■ Extract provided
Yeah – this is the big one. This is the book that changed me forever. If you peel back the layers of my psyche, you’d find this book lodged deep in my mind. Even more than any fantasy or science fiction book, this book is the lens by which I see the world.

An absurdist and at times black comedy. Life is the laughter of the gods – but sometimes they have a black sense of humor.

A satirical antiwar novel – it focuses on Yossarian, an American bombardier in the Second World War, who would very much like to not be a bombardier in the Second World War.

Distinctive non-linear or “non-chronological omniscient third person” narrative, with the plot seemingly an assortment of random events on base or shifting focus across several characters (among the most humorous character vignettes in literary fiction) – although linked by the main focus on Yossarian and recurring story arc of mysterious references to Snowden.

■ Objective a
Reproduce verbatim the lines of the dataset entries from the line containing "Enumerate the UI" up to and including the line containing "residual-point: [366, 311, 372, 317]".

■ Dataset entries
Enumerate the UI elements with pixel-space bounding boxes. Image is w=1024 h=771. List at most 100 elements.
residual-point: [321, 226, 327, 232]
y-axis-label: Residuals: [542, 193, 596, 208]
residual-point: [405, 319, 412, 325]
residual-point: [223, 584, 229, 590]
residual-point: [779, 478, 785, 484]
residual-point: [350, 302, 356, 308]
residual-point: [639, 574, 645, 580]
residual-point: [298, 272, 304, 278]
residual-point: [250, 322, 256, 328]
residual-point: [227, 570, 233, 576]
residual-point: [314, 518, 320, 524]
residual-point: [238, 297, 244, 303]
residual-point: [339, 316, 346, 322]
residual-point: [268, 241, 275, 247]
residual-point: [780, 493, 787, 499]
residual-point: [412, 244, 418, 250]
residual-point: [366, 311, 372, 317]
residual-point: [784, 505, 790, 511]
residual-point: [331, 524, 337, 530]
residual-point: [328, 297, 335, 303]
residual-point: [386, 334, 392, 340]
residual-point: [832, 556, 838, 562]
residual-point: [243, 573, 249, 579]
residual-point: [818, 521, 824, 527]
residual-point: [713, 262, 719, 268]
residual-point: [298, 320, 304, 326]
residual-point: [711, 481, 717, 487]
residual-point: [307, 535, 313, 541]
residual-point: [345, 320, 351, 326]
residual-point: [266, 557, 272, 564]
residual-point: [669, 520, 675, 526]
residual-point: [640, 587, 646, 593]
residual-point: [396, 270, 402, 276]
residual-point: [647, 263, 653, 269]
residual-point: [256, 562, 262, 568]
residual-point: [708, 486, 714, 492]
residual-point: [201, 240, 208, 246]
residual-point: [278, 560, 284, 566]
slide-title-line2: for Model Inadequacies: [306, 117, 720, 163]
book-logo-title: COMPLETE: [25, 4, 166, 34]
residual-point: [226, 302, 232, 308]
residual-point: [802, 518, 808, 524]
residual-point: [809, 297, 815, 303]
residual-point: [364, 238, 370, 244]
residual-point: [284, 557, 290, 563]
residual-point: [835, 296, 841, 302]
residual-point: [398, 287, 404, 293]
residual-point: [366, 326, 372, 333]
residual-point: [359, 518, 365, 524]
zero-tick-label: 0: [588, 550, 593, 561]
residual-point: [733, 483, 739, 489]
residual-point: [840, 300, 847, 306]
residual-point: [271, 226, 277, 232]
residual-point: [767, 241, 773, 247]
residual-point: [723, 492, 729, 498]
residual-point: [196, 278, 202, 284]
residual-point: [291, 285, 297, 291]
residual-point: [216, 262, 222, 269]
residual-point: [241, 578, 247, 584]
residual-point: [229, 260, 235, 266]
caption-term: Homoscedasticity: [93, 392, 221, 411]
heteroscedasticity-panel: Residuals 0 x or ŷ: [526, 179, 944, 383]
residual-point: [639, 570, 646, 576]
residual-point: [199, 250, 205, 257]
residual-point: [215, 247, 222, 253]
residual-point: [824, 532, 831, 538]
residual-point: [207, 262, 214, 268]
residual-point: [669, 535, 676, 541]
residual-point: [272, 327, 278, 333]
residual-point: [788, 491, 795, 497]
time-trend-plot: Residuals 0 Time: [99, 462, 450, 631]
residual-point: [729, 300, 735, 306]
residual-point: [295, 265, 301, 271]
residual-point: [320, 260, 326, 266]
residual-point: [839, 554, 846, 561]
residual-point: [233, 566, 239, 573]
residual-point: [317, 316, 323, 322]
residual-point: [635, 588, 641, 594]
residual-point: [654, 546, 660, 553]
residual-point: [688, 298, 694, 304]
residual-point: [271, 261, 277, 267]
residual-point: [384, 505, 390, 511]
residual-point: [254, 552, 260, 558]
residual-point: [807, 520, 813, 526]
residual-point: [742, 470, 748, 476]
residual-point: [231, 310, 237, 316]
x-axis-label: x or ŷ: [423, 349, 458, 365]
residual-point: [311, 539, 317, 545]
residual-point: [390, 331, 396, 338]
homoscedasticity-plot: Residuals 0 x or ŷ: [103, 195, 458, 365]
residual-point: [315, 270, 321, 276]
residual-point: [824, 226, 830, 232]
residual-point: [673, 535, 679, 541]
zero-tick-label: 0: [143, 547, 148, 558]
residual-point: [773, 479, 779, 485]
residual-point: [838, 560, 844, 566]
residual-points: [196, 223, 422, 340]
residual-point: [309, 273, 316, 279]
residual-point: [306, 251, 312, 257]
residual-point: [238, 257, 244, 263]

...

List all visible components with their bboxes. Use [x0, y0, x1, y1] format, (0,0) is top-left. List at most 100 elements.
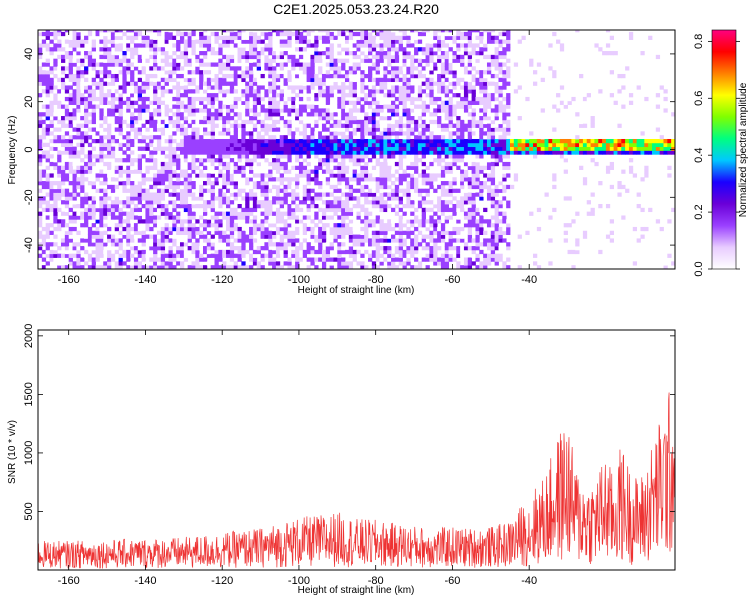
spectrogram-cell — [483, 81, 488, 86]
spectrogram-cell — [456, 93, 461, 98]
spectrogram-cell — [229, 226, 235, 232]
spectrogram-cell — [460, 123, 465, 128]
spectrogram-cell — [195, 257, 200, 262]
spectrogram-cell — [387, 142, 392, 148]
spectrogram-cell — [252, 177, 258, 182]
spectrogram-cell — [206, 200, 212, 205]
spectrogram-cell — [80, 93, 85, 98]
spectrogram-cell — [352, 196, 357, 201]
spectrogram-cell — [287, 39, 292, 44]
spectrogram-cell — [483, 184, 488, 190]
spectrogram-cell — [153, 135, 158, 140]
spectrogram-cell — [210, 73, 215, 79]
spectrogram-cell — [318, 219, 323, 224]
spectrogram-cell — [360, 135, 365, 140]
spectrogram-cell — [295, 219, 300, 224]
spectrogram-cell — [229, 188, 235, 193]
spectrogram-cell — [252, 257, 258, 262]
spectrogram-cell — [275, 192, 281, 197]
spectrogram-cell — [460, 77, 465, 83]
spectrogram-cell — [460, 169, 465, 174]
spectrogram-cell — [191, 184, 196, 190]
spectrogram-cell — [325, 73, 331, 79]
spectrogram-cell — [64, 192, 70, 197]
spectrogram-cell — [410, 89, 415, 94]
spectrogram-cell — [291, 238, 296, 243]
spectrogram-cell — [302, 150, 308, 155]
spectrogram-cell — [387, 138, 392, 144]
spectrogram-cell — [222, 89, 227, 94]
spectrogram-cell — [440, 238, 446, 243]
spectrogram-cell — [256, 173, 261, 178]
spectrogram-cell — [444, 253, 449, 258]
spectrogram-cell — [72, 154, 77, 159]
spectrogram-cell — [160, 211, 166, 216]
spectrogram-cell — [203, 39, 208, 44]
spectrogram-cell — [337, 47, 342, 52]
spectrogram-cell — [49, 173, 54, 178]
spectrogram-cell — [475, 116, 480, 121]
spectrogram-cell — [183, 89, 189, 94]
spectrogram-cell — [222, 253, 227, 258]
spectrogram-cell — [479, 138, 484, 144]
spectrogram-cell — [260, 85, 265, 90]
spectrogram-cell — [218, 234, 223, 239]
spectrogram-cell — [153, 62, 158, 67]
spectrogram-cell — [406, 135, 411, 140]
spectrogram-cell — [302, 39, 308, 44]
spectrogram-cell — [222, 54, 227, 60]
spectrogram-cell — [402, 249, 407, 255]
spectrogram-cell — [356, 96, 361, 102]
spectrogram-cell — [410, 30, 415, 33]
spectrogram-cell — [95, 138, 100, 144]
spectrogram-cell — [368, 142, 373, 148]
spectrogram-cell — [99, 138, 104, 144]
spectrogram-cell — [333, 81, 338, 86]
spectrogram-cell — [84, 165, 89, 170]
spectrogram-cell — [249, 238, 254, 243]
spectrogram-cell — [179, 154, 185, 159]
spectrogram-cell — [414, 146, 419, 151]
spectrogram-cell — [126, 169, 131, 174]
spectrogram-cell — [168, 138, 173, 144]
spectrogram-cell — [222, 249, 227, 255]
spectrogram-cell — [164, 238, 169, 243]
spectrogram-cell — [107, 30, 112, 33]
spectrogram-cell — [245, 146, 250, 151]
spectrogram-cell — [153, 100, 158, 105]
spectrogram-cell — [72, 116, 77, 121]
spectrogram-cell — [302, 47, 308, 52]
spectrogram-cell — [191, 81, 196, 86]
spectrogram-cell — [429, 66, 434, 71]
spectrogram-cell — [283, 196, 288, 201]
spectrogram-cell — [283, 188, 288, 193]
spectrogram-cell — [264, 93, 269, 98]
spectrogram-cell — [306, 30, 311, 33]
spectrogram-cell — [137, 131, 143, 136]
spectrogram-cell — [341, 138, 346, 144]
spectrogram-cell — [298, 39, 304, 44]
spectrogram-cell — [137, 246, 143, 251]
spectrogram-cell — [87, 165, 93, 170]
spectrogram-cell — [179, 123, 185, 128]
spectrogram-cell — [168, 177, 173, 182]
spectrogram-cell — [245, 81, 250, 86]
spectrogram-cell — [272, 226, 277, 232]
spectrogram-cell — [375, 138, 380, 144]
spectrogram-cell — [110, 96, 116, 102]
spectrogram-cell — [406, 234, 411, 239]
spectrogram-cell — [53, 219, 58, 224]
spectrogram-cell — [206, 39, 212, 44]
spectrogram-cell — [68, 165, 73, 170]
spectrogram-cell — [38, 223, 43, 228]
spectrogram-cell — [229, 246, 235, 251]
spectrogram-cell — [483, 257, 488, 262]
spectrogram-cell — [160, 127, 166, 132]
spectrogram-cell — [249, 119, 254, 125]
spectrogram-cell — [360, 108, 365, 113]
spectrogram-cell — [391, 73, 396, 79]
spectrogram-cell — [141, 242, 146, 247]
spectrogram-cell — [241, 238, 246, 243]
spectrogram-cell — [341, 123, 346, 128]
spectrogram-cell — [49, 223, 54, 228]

* * *

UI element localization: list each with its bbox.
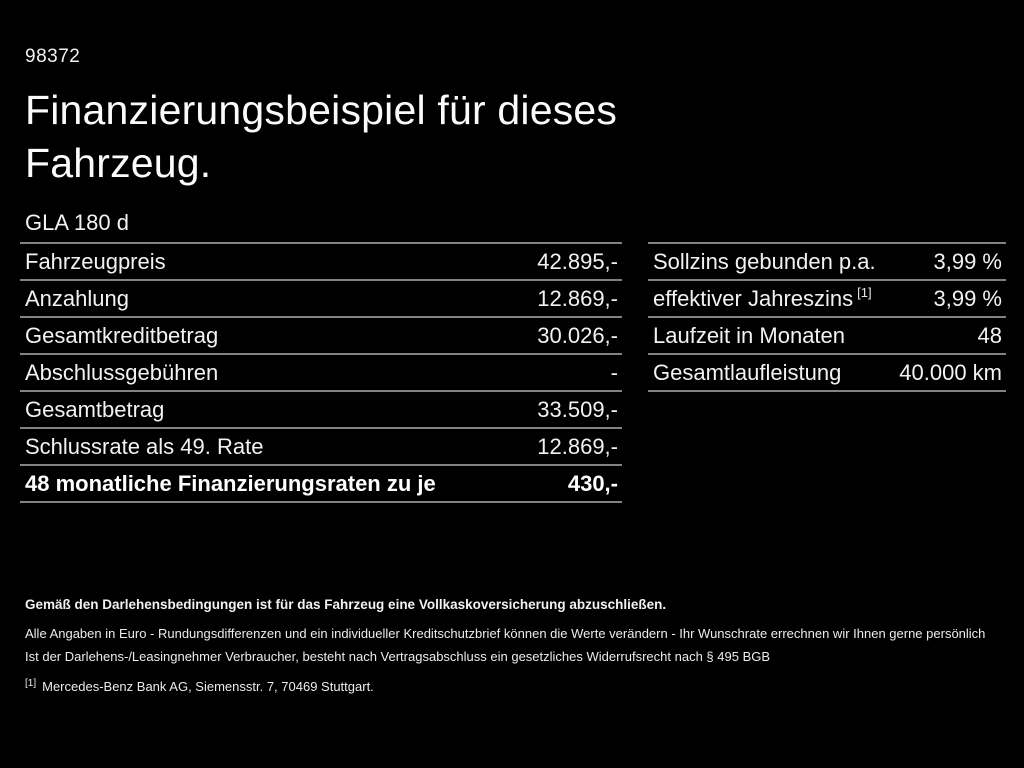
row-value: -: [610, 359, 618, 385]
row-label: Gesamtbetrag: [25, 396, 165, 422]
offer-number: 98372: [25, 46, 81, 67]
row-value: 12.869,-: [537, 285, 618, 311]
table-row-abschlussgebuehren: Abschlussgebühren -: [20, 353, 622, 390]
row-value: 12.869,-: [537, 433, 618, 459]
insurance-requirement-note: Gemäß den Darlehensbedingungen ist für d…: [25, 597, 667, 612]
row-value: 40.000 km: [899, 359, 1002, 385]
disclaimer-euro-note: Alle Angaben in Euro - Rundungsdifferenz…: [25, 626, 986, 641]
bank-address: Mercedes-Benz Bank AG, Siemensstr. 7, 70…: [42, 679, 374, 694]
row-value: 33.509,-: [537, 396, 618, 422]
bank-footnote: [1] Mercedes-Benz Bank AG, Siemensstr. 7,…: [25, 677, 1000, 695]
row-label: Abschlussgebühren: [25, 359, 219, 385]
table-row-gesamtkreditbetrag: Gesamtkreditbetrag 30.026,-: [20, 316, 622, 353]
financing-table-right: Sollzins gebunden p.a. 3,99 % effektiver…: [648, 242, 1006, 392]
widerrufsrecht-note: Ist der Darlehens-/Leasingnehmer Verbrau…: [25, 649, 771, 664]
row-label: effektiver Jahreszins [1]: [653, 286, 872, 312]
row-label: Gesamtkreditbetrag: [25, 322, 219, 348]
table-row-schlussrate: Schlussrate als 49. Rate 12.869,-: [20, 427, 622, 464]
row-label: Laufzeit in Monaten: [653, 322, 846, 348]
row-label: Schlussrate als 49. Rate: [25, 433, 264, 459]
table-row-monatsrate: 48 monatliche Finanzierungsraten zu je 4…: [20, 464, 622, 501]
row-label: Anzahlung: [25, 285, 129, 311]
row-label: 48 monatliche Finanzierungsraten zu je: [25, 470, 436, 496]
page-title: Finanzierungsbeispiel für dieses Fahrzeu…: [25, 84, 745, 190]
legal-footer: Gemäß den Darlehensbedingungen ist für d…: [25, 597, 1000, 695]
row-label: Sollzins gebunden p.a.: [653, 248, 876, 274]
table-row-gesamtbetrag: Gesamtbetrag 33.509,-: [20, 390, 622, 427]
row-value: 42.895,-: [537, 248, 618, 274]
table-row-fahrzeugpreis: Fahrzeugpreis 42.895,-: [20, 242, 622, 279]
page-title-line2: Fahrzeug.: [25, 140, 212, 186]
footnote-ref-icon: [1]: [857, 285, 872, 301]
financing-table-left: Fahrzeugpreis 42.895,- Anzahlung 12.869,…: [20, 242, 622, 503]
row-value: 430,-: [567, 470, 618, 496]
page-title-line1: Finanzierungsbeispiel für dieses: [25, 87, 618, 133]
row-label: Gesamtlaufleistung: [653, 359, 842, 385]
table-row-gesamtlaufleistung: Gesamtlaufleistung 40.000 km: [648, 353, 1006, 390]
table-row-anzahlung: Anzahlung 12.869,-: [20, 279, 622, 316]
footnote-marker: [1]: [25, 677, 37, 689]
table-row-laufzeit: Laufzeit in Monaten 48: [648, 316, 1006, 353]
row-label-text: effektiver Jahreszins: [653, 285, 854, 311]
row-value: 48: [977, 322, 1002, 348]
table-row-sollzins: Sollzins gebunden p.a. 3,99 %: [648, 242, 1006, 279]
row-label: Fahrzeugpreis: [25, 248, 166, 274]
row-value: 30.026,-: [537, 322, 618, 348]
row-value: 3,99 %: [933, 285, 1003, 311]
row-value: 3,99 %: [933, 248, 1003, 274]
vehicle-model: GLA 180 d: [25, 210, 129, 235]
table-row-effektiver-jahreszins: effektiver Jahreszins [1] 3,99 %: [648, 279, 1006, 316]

■ Objective b
Continue the passage about the antiwar novel centered on Yossarian from its final sentence.

■ Exercise answer a
Enumerate the UI elements with pixel-space bounding boxes. Image is w=1024 h=771. List at most 100 elements.
residual-point: [321, 226, 327, 232]
y-axis-label: Residuals: [542, 193, 596, 208]
residual-point: [405, 319, 412, 325]
residual-point: [223, 584, 229, 590]
residual-point: [779, 478, 785, 484]
residual-point: [350, 302, 356, 308]
residual-point: [639, 574, 645, 580]
residual-point: [298, 272, 304, 278]
residual-point: [250, 322, 256, 328]
residual-point: [227, 570, 233, 576]
residual-point: [314, 518, 320, 524]
residual-point: [238, 297, 244, 303]
residual-point: [339, 316, 346, 322]
residual-point: [268, 241, 275, 247]
residual-point: [780, 493, 787, 499]
residual-point: [412, 244, 418, 250]
residual-point: [366, 311, 372, 317]

■ Exercise answer b
And of course the novel originated the titular expression to describe a no-win situation or a double bind.

“A wild, moving, shocking, hilarious, raging, exhilarating, giant roller-coaster of a book”.

 

POETRY (DRAMA)

 

No poetry ranking but Heller does get my drama ranking for writing plays and screenplays, including three plays based on Catch-22. Catch-22 has also been adapted to film in 1970 – it’s not bad but it’s not the book either – and a six-episode miniseries by George Clooney in 2019 – again not the book but not bad either, probably better than the film

 

FANTASY & SF (COMEDY)

 

The absurdism verges on fantasy but Heller can’t be ranked in the fantasy (or SF) genre, at least in this book – on the other hand, Catch-22 is the best comedic book in literary fiction.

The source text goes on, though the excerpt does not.